Excerpt from a dataset
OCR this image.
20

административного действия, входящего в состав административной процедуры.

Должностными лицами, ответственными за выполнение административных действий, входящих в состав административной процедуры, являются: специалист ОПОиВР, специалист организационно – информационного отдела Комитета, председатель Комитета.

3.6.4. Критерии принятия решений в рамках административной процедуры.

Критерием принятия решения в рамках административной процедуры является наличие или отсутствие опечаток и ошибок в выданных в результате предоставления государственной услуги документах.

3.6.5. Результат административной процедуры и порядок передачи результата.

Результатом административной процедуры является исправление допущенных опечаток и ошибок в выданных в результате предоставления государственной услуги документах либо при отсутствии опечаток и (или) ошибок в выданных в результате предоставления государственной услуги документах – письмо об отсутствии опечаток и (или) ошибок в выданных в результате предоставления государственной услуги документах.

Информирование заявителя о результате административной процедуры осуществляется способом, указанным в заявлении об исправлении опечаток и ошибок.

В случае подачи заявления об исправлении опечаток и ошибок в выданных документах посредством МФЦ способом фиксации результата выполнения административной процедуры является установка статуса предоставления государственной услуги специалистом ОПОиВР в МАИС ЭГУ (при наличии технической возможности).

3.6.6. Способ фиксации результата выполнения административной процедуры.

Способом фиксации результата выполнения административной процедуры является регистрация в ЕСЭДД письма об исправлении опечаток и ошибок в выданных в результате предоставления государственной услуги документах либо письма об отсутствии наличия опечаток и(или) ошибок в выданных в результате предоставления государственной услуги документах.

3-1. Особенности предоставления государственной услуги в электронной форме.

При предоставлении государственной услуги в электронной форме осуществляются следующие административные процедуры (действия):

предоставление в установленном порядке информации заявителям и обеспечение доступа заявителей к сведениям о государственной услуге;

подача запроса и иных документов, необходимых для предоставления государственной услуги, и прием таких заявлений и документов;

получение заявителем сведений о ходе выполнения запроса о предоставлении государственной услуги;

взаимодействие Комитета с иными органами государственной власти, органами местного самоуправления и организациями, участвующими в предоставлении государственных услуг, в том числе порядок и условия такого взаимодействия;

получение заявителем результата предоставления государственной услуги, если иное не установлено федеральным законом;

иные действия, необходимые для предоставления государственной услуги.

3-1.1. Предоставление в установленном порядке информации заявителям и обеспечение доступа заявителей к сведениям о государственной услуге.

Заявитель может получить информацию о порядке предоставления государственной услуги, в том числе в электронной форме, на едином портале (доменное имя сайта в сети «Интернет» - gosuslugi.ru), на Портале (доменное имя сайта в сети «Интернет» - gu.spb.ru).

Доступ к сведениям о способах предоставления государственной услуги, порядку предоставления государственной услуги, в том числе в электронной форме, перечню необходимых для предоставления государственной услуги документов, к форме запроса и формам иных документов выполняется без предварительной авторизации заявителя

• [Problem requirements] Retype the records that precede this task, keeping them exactly the same.

• [Result for this exercise]
OCR this image.
20

административного действия, входящего в состав административной процедуры.

Должностными лицами, ответственными за выполнение административных действий, входящих в состав административной процедуры, являются: специалист ОПОиВР, специалист организационно – информационного отдела Комитета, председатель Комитета.

3.6.4. Критерии принятия решений в рамках административной процедуры.

Критерием принятия решения в рамках административной процедуры является наличие или отсутствие опечаток и ошибок в выданных в результате предоставления государственной услуги документах.

3.6.5. Результат административной процедуры и порядок передачи результата.

Результатом административной процедуры является исправление допущенных опечаток и ошибок в выданных в результате предоставления государственной услуги документах либо при отсутствии опечаток и (или) ошибок в выданных в результате предоставления государственной услуги документах – письмо об отсутствии опечаток и (или) ошибок в выданных в результате предоставления государственной услуги документах.

Информирование заявителя о результате административной процедуры осуществляется способом, указанным в заявлении об исправлении опечаток и ошибок.

В случае подачи заявления об исправлении опечаток и ошибок в выданных документах посредством МФЦ способом фиксации результата выполнения административной процедуры является установка статуса предоставления государственной услуги специалистом ОПОиВР в МАИС ЭГУ (при наличии технической возможности).

3.6.6. Способ фиксации результата выполнения административной процедуры.

Способом фиксации результата выполнения административной процедуры является регистрация в ЕСЭДД письма об исправлении опечаток и ошибок в выданных в результате предоставления государственной услуги документах либо письма об отсутствии наличия опечаток и(или) ошибок в выданных в результате предоставления государственной услуги документах.

3-1. Особенности предоставления государственной услуги в электронной форме.

При предоставлении государственной услуги в электронной форме осуществляются следующие административные процедуры (действия):

предоставление в установленном порядке информации заявителям и обеспечение доступа заявителей к сведениям о государственной услуге;

подача запроса и иных документов, необходимых для предоставления государственной услуги, и прием таких заявлений и документов;

получение заявителем сведений о ходе выполнения запроса о предоставлении государственной услуги;

взаимодействие Комитета с иными органами государственной власти, органами местного самоуправления и организациями, участвующими в предоставлении государственных услуг, в том числе порядок и условия такого взаимодействия;

получение заявителем результата предоставления государственной услуги, если иное не установлено федеральным законом;

иные действия, необходимые для предоставления государственной услуги.

3-1.1. Предоставление в установленном порядке информации заявителям и обеспечение доступа заявителей к сведениям о государственной услуге.

Заявитель может получить информацию о порядке предоставления государственной услуги, в том числе в электронной форме, на едином портале (доменное имя сайта в сети «Интернет» - gosuslugi.ru), на Портале (доменное имя сайта в сети «Интернет» - gu.spb.ru).

Доступ к сведениям о способах предоставления государственной услуги, порядку предоставления государственной услуги, в том числе в электронной форме, перечню необходимых для предоставления государственной услуги документов, к форме запроса и формам иных документов выполняется без предварительной авторизации заявителя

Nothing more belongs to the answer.